Print the entries in full, word for word, but not the pictures.

BEGIN

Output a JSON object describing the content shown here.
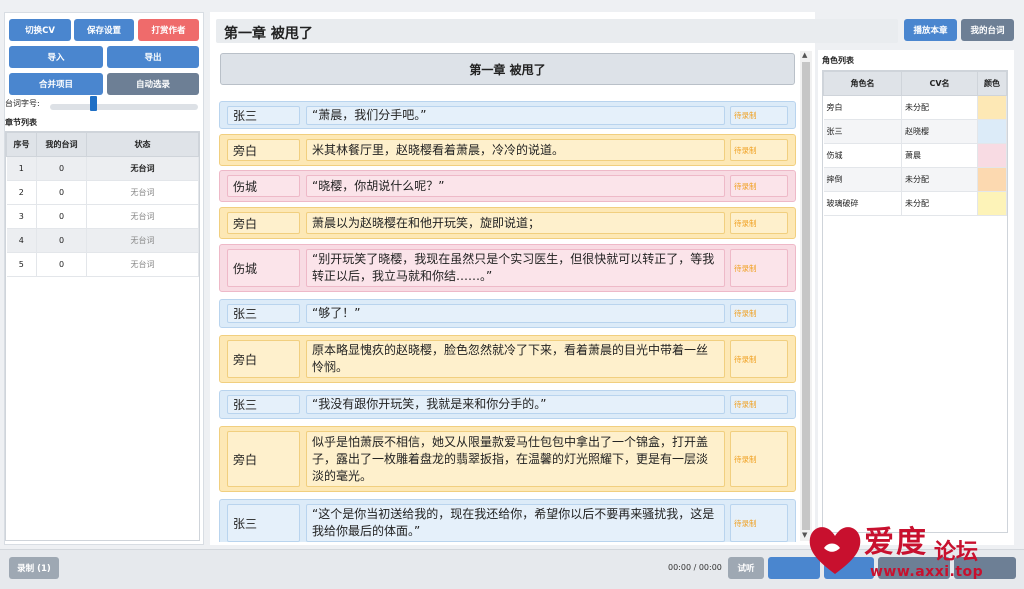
{
  "left": {
    "buttons": {
      "switch_cv": "切换CV",
      "save_settings": "保存设置",
      "tip_author": "打赏作者",
      "import": "导入",
      "export": "导出",
      "merge_project": "合并项目",
      "auto_select": "自动选录"
    },
    "font_size_label": "台词字号:",
    "font_size_level": 0.3,
    "chapter_list_title": "章节列表",
    "chapter_table": {
      "headers": [
        "序号",
        "我的台词",
        "状态"
      ],
      "rows": [
        {
          "no": "1",
          "mine": "0",
          "status": "无台词"
        },
        {
          "no": "2",
          "mine": "0",
          "status": "无台词"
        },
        {
          "no": "3",
          "mine": "0",
          "status": "无台词"
        },
        {
          "no": "4",
          "mine": "0",
          "status": "无台词"
        },
        {
          "no": "5",
          "mine": "0",
          "status": "无台词"
        }
      ]
    }
  },
  "main": {
    "chapter_title": "第一章 被甩了",
    "play_chapter": "播放本章",
    "my_lines": "我的台词",
    "banner": "第一章 被甩了",
    "lines": [
      {
        "role": "张三",
        "text": "“萧晨，我们分手吧。”",
        "status": "待录制",
        "color": "blue"
      },
      {
        "role": "旁白",
        "text": "米其林餐厅里，赵晓樱看着萧晨，冷冷的说道。",
        "status": "待录制",
        "color": "yellow"
      },
      {
        "role": "伤城",
        "text": "“晓樱，你胡说什么呢？”",
        "status": "待录制",
        "color": "pink"
      },
      {
        "role": "旁白",
        "text": "萧晨以为赵晓樱在和他开玩笑，旋即说道；",
        "status": "待录制",
        "color": "yellow"
      },
      {
        "role": "伤城",
        "text": "“别开玩笑了晓樱，我现在虽然只是个实习医生，但很快就可以转正了，等我转正以后，我立马就和你结……。”",
        "status": "待录制",
        "color": "pink"
      },
      {
        "role": "张三",
        "text": "“够了！”",
        "status": "待录制",
        "color": "blue"
      },
      {
        "role": "旁白",
        "text": "原本略显愧疚的赵晓樱，脸色忽然就冷了下来，看着萧晨的目光中带着一丝怜悯。",
        "status": "待录制",
        "color": "yellow"
      },
      {
        "role": "张三",
        "text": "“我没有跟你开玩笑，我就是来和你分手的。”",
        "status": "待录制",
        "color": "blue"
      },
      {
        "role": "旁白",
        "text": "似乎是怕萧辰不相信，她又从限量款爱马仕包包中拿出了一个锦盒，打开盖子，露出了一枚雕着盘龙的翡翠扳指，在温馨的灯光照耀下，更是有一层淡淡的毫光。",
        "status": "待录制",
        "color": "yellow"
      },
      {
        "role": "张三",
        "text": "“这个是你当初送给我的，现在我还给你，希望你以后不要再来骚扰我，这是我给你最后的体面。”",
        "status": "待录制",
        "color": "blue"
      }
    ]
  },
  "right": {
    "title": "角色列表",
    "headers": [
      "角色名",
      "CV名",
      "颜色"
    ],
    "roles": [
      {
        "name": "旁白",
        "cv": "未分配",
        "color": "#fde8b5"
      },
      {
        "name": "张三",
        "cv": "赵晓樱",
        "color": "#dcebf8"
      },
      {
        "name": "伤城",
        "cv": "萧晨",
        "color": "#f8dbe3"
      },
      {
        "name": "摔倒",
        "cv": "未分配",
        "color": "#fcd9b0"
      },
      {
        "name": "玻璃破碎",
        "cv": "未分配",
        "color": "#fdf3b8"
      }
    ]
  },
  "bottom": {
    "record": "录制 (1)",
    "time": "00:00 / 00:00",
    "audition": "试听"
  },
  "watermark": {
    "brand": "爱度",
    "suffix": "论坛",
    "url": "www.axxi.top"
  }
}
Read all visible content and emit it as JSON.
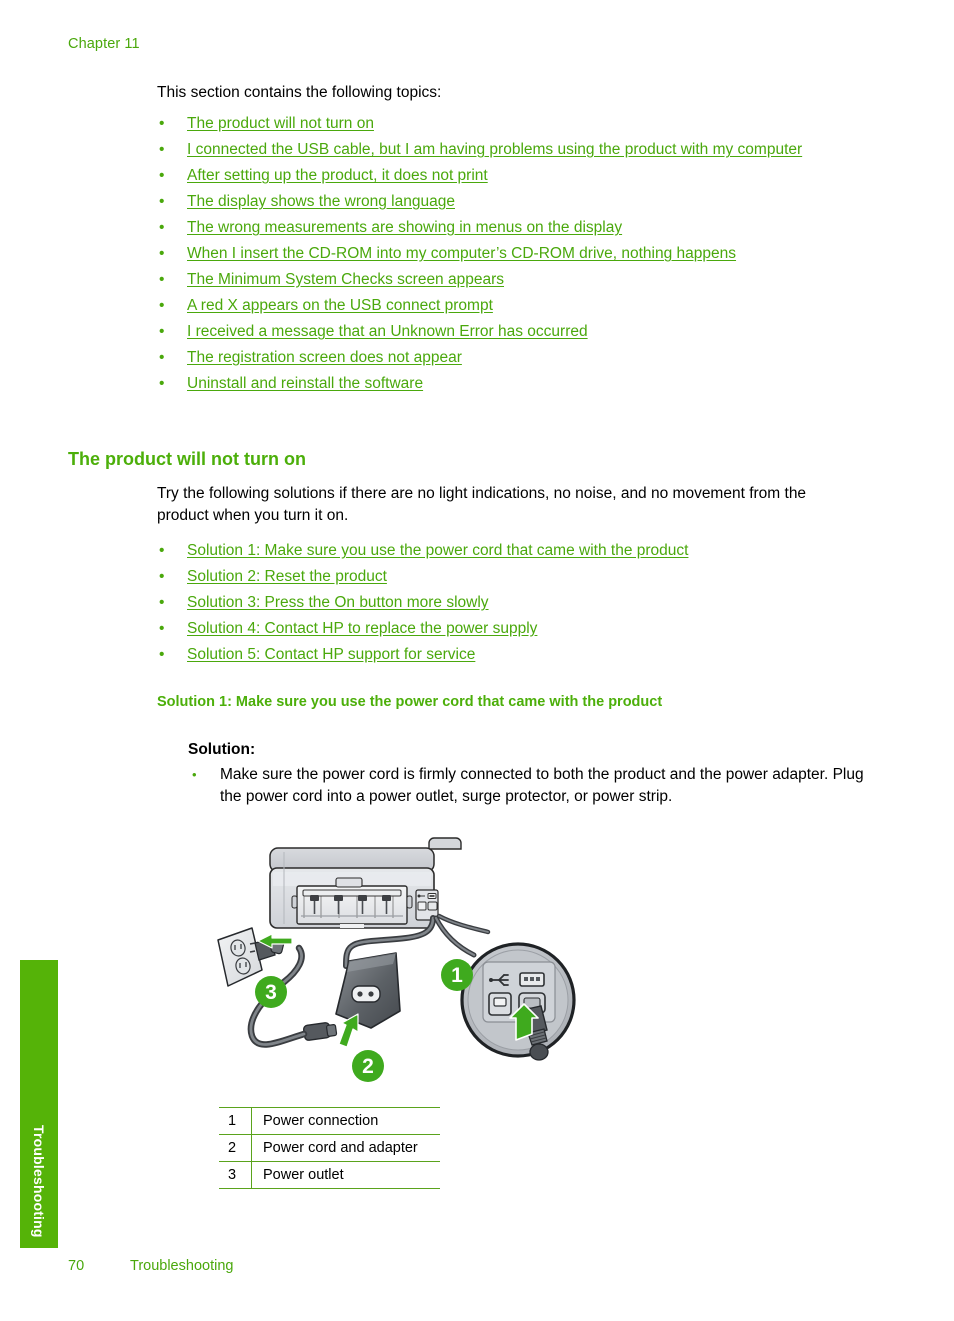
{
  "header": {
    "chapter": "Chapter 11"
  },
  "side_tab": {
    "label": "Troubleshooting",
    "color": "#55b308"
  },
  "colors": {
    "link_green": "#4aa80c",
    "heading_green": "#4caf0a",
    "tab_green": "#55b308",
    "rule_green": "#5aa31c",
    "callout_green": "#3faa1e"
  },
  "main": {
    "intro": "This section contains the following topics:",
    "topics": [
      "The product will not turn on",
      "I connected the USB cable, but I am having problems using the product with my computer",
      "After setting up the product, it does not print",
      "The display shows the wrong language",
      "The wrong measurements are showing in menus on the display",
      "When I insert the CD-ROM into my computer’s CD-ROM drive, nothing happens",
      "The Minimum System Checks screen appears",
      "A red X appears on the USB connect prompt",
      "I received a message that an Unknown Error has occurred",
      "The registration screen does not appear",
      "Uninstall and reinstall the software"
    ],
    "section_heading": "The product will not turn on",
    "section_intro": "Try the following solutions if there are no light indications, no noise, and no movement from the product when you turn it on.",
    "solution_links": [
      "Solution 1: Make sure you use the power cord that came with the product",
      "Solution 2: Reset the product",
      "Solution 3: Press the On button more slowly",
      "Solution 4: Contact HP to replace the power supply",
      "Solution 5: Contact HP support for service"
    ],
    "solution_heading": "Solution 1: Make sure you use the power cord that came with the product",
    "solution_label": "Solution:",
    "solution_body": "Make sure the power cord is firmly connected to both the product and the power adapter. Plug the power cord into a power outlet, surge protector, or power strip."
  },
  "figure": {
    "alt": "Rear view of the product showing the power connection, power cord with adapter, and wall power outlet",
    "callouts": [
      "1",
      "2",
      "3"
    ],
    "legend": [
      {
        "num": "1",
        "label": "Power connection"
      },
      {
        "num": "2",
        "label": "Power cord and adapter"
      },
      {
        "num": "3",
        "label": "Power outlet"
      }
    ]
  },
  "footer": {
    "page_number": "70",
    "section": "Troubleshooting"
  }
}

END

→ **Finished exercise**:
Output a JSON object describing the content shown here.
{
  "left": {
    "buttons": {
      "switch_cv": "切换CV",
      "save_settings": "保存设置",
      "tip_author": "打赏作者",
      "import": "导入",
      "export": "导出",
      "merge_project": "合并项目",
      "auto_select": "自动选录"
    },
    "font_size_label": "台词字号:",
    "font_size_level": 0.3,
    "chapter_list_title": "章节列表",
    "chapter_table": {
      "headers": [
        "序号",
        "我的台词",
        "状态"
      ],
      "rows": [
        {
          "no": "1",
          "mine": "0",
          "status": "无台词"
        },
        {
          "no": "2",
          "mine": "0",
          "status": "无台词"
        },
        {
          "no": "3",
          "mine": "0",
          "status": "无台词"
        },
        {
          "no": "4",
          "mine": "0",
          "status": "无台词"
        },
        {
          "no": "5",
          "mine": "0",
          "status": "无台词"
        }
      ]
    }
  },
  "main": {
    "chapter_title": "第一章 被甩了",
    "play_chapter": "播放本章",
    "my_lines": "我的台词",
    "banner": "第一章 被甩了",
    "lines": [
      {
        "role": "张三",
        "text": "“萧晨，我们分手吧。”",
        "status": "待录制",
        "color": "blue"
      },
      {
        "role": "旁白",
        "text": "米其林餐厅里，赵晓樱看着萧晨，冷冷的说道。",
        "status": "待录制",
        "color": "yellow"
      },
      {
        "role": "伤城",
        "text": "“晓樱，你胡说什么呢？”",
        "status": "待录制",
        "color": "pink"
      },
      {
        "role": "旁白",
        "text": "萧晨以为赵晓樱在和他开玩笑，旋即说道；",
        "status": "待录制",
        "color": "yellow"
      },
      {
        "role": "伤城",
        "text": "“别开玩笑了晓樱，我现在虽然只是个实习医生，但很快就可以转正了，等我转正以后，我立马就和你结……。”",
        "status": "待录制",
        "color": "pink"
      },
      {
        "role": "张三",
        "text": "“够了！”",
        "status": "待录制",
        "color": "blue"
      },
      {
        "role": "旁白",
        "text": "原本略显愧疚的赵晓樱，脸色忽然就冷了下来，看着萧晨的目光中带着一丝怜悯。",
        "status": "待录制",
        "color": "yellow"
      },
      {
        "role": "张三",
        "text": "“我没有跟你开玩笑，我就是来和你分手的。”",
        "status": "待录制",
        "color": "blue"
      },
      {
        "role": "旁白",
        "text": "似乎是怕萧辰不相信，她又从限量款爱马仕包包中拿出了一个锦盒，打开盖子，露出了一枚雕着盘龙的翡翠扳指，在温馨的灯光照耀下，更是有一层淡淡的毫光。",
        "status": "待录制",
        "color": "yellow"
      },
      {
        "role": "张三",
        "text": "“这个是你当初送给我的，现在我还给你，希望你以后不要再来骚扰我，这是我给你最后的体面。”",
        "status": "待录制",
        "color": "blue"
      }
    ]
  },
  "right": {
    "title": "角色列表",
    "headers": [
      "角色名",
      "CV名",
      "颜色"
    ],
    "roles": [
      {
        "name": "旁白",
        "cv": "未分配",
        "color": "#fde8b5"
      },
      {
        "name": "张三",
        "cv": "赵晓樱",
        "color": "#dcebf8"
      },
      {
        "name": "伤城",
        "cv": "萧晨",
        "color": "#f8dbe3"
      },
      {
        "name": "摔倒",
        "cv": "未分配",
        "color": "#fcd9b0"
      },
      {
        "name": "玻璃破碎",
        "cv": "未分配",
        "color": "#fdf3b8"
      }
    ]
  },
  "bottom": {
    "record": "录制 (1)",
    "time": "00:00 / 00:00",
    "audition": "试听"
  },
  "watermark": {
    "brand": "爱度",
    "suffix": "论坛",
    "url": "www.axxi.top"
  }
}
Read all visible content and emit it as JSON.
{
  "header": {
    "chapter": "Chapter 11"
  },
  "side_tab": {
    "label": "Troubleshooting",
    "color": "#55b308"
  },
  "colors": {
    "link_green": "#4aa80c",
    "heading_green": "#4caf0a",
    "tab_green": "#55b308",
    "rule_green": "#5aa31c",
    "callout_green": "#3faa1e"
  },
  "main": {
    "intro": "This section contains the following topics:",
    "topics": [
      "The product will not turn on",
      "I connected the USB cable, but I am having problems using the product with my computer",
      "After setting up the product, it does not print",
      "The display shows the wrong language",
      "The wrong measurements are showing in menus on the display",
      "When I insert the CD-ROM into my computer’s CD-ROM drive, nothing happens",
      "The Minimum System Checks screen appears",
      "A red X appears on the USB connect prompt",
      "I received a message that an Unknown Error has occurred",
      "The registration screen does not appear",
      "Uninstall and reinstall the software"
    ],
    "section_heading": "The product will not turn on",
    "section_intro": "Try the following solutions if there are no light indications, no noise, and no movement from the product when you turn it on.",
    "solution_links": [
      "Solution 1: Make sure you use the power cord that came with the product",
      "Solution 2: Reset the product",
      "Solution 3: Press the On button more slowly",
      "Solution 4: Contact HP to replace the power supply",
      "Solution 5: Contact HP support for service"
    ],
    "solution_heading": "Solution 1: Make sure you use the power cord that came with the product",
    "solution_label": "Solution:",
    "solution_body": "Make sure the power cord is firmly connected to both the product and the power adapter. Plug the power cord into a power outlet, surge protector, or power strip."
  },
  "figure": {
    "alt": "Rear view of the product showing the power connection, power cord with adapter, and wall power outlet",
    "callouts": [
      "1",
      "2",
      "3"
    ],
    "legend": [
      {
        "num": "1",
        "label": "Power connection"
      },
      {
        "num": "2",
        "label": "Power cord and adapter"
      },
      {
        "num": "3",
        "label": "Power outlet"
      }
    ]
  },
  "footer": {
    "page_number": "70",
    "section": "Troubleshooting"
  }
}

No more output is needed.